◆ **Aim of the task**
Every record here should be printed again exactly.
********************
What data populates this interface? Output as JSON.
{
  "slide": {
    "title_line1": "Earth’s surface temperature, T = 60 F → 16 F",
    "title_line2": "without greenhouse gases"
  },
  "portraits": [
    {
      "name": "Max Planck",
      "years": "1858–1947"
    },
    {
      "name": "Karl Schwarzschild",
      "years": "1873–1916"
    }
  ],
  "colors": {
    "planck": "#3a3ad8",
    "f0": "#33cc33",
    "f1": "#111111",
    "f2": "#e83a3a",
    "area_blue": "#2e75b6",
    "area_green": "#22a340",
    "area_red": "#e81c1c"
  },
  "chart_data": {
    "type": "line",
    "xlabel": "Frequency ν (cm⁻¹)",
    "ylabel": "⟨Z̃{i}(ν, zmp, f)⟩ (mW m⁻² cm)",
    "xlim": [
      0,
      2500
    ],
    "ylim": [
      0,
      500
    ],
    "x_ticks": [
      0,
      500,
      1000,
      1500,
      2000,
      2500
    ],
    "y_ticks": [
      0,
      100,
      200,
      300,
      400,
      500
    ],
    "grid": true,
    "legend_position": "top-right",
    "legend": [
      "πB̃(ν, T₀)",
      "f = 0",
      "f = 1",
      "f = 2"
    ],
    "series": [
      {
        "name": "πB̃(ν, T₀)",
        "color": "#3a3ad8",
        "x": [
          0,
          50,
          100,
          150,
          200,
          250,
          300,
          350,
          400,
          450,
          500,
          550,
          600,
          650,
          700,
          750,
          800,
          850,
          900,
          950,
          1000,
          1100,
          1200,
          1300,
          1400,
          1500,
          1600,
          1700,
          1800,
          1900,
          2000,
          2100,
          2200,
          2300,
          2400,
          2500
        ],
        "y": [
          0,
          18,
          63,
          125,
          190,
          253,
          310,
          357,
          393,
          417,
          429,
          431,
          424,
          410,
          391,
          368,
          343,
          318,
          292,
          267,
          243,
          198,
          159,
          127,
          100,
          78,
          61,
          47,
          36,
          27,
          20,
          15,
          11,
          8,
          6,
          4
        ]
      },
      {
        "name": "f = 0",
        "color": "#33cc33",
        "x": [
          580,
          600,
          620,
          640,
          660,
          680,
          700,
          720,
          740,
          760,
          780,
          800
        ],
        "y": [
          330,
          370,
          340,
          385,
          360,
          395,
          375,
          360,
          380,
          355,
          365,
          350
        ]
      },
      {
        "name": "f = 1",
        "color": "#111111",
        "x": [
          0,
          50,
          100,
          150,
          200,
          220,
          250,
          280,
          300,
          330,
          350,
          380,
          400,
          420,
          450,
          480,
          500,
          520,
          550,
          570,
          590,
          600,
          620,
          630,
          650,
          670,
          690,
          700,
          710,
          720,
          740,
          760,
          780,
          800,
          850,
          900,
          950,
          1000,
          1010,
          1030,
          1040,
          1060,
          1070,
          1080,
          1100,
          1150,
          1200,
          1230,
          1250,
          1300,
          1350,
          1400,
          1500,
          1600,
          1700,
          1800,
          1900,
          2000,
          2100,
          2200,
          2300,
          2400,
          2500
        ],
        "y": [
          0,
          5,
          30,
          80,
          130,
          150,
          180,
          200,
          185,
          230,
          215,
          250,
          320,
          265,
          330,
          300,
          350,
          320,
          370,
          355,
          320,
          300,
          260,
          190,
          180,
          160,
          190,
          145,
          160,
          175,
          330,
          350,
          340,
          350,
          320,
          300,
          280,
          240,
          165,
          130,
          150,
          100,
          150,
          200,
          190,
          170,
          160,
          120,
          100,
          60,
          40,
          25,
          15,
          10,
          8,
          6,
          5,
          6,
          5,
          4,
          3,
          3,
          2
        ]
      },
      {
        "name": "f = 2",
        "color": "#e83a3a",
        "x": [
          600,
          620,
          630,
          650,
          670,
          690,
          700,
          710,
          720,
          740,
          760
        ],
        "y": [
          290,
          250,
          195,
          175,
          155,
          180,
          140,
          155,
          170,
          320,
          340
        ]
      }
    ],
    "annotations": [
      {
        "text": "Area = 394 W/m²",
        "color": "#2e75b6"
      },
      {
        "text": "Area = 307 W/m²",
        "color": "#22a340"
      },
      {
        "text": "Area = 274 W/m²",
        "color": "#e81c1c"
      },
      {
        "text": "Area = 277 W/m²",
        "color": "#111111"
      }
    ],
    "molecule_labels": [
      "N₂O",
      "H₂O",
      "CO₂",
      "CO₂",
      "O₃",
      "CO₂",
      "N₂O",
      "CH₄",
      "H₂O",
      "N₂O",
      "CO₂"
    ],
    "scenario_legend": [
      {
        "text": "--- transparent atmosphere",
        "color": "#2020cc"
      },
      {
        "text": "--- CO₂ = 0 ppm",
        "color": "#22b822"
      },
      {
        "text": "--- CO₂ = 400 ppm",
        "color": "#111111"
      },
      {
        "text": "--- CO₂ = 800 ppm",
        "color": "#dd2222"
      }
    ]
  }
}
********************
◆ **Task answer**
What data populates this interface? Output as JSON.
{
  "slide": {
    "title_line1": "Earth’s surface temperature, T = 60 F → 16 F",
    "title_line2": "without greenhouse gases"
  },
  "portraits": [
    {
      "name": "Max Planck",
      "years": "1858–1947"
    },
    {
      "name": "Karl Schwarzschild",
      "years": "1873–1916"
    }
  ],
  "colors": {
    "planck": "#3a3ad8",
    "f0": "#33cc33",
    "f1": "#111111",
    "f2": "#e83a3a",
    "area_blue": "#2e75b6",
    "area_green": "#22a340",
    "area_red": "#e81c1c"
  },
  "chart_data": {
    "type": "line",
    "xlabel": "Frequency ν (cm⁻¹)",
    "ylabel": "⟨Z̃{i}(ν, zmp, f)⟩ (mW m⁻² cm)",
    "xlim": [
      0,
      2500
    ],
    "ylim": [
      0,
      500
    ],
    "x_ticks": [
      0,
      500,
      1000,
      1500,
      2000,
      2500
    ],
    "y_ticks": [
      0,
      100,
      200,
      300,
      400,
      500
    ],
    "grid": true,
    "legend_position": "top-right",
    "legend": [
      "πB̃(ν, T₀)",
      "f = 0",
      "f = 1",
      "f = 2"
    ],
    "series": [
      {
        "name": "πB̃(ν, T₀)",
        "color": "#3a3ad8",
        "x": [
          0,
          50,
          100,
          150,
          200,
          250,
          300,
          350,
          400,
          450,
          500,
          550,
          600,
          650,
          700,
          750,
          800,
          850,
          900,
          950,
          1000,
          1100,
          1200,
          1300,
          1400,
          1500,
          1600,
          1700,
          1800,
          1900,
          2000,
          2100,
          2200,
          2300,
          2400,
          2500
        ],
        "y": [
          0,
          18,
          63,
          125,
          190,
          253,
          310,
          357,
          393,
          417,
          429,
          431,
          424,
          410,
          391,
          368,
          343,
          318,
          292,
          267,
          243,
          198,
          159,
          127,
          100,
          78,
          61,
          47,
          36,
          27,
          20,
          15,
          11,
          8,
          6,
          4
        ]
      },
      {
        "name": "f = 0",
        "color": "#33cc33",
        "x": [
          580,
          600,
          620,
          640,
          660,
          680,
          700,
          720,
          740,
          760,
          780,
          800
        ],
        "y": [
          330,
          370,
          340,
          385,
          360,
          395,
          375,
          360,
          380,
          355,
          365,
          350
        ]
      },
      {
        "name": "f = 1",
        "color": "#111111",
        "x": [
          0,
          50,
          100,
          150,
          200,
          220,
          250,
          280,
          300,
          330,
          350,
          380,
          400,
          420,
          450,
          480,
          500,
          520,
          550,
          570,
          590,
          600,
          620,
          630,
          650,
          670,
          690,
          700,
          710,
          720,
          740,
          760,
          780,
          800,
          850,
          900,
          950,
          1000,
          1010,
          1030,
          1040,
          1060,
          1070,
          1080,
          1100,
          1150,
          1200,
          1230,
          1250,
          1300,
          1350,
          1400,
          1500,
          1600,
          1700,
          1800,
          1900,
          2000,
          2100,
          2200,
          2300,
          2400,
          2500
        ],
        "y": [
          0,
          5,
          30,
          80,
          130,
          150,
          180,
          200,
          185,
          230,
          215,
          250,
          320,
          265,
          330,
          300,
          350,
          320,
          370,
          355,
          320,
          300,
          260,
          190,
          180,
          160,
          190,
          145,
          160,
          175,
          330,
          350,
          340,
          350,
          320,
          300,
          280,
          240,
          165,
          130,
          150,
          100,
          150,
          200,
          190,
          170,
          160,
          120,
          100,
          60,
          40,
          25,
          15,
          10,
          8,
          6,
          5,
          6,
          5,
          4,
          3,
          3,
          2
        ]
      },
      {
        "name": "f = 2",
        "color": "#e83a3a",
        "x": [
          600,
          620,
          630,
          650,
          670,
          690,
          700,
          710,
          720,
          740,
          760
        ],
        "y": [
          290,
          250,
          195,
          175,
          155,
          180,
          140,
          155,
          170,
          320,
          340
        ]
      }
    ],
    "annotations": [
      {
        "text": "Area = 394 W/m²",
        "color": "#2e75b6"
      },
      {
        "text": "Area = 307 W/m²",
        "color": "#22a340"
      },
      {
        "text": "Area = 274 W/m²",
        "color": "#e81c1c"
      },
      {
        "text": "Area = 277 W/m²",
        "color": "#111111"
      }
    ],
    "molecule_labels": [
      "N₂O",
      "H₂O",
      "CO₂",
      "CO₂",
      "O₃",
      "CO₂",
      "N₂O",
      "CH₄",
      "H₂O",
      "N₂O",
      "CO₂"
    ],
    "scenario_legend": [
      {
        "text": "--- transparent atmosphere",
        "color": "#2020cc"
      },
      {
        "text": "--- CO₂ = 0 ppm",
        "color": "#22b822"
      },
      {
        "text": "--- CO₂ = 400 ppm",
        "color": "#111111"
      },
      {
        "text": "--- CO₂ = 800 ppm",
        "color": "#dd2222"
      }
    ]
  }
}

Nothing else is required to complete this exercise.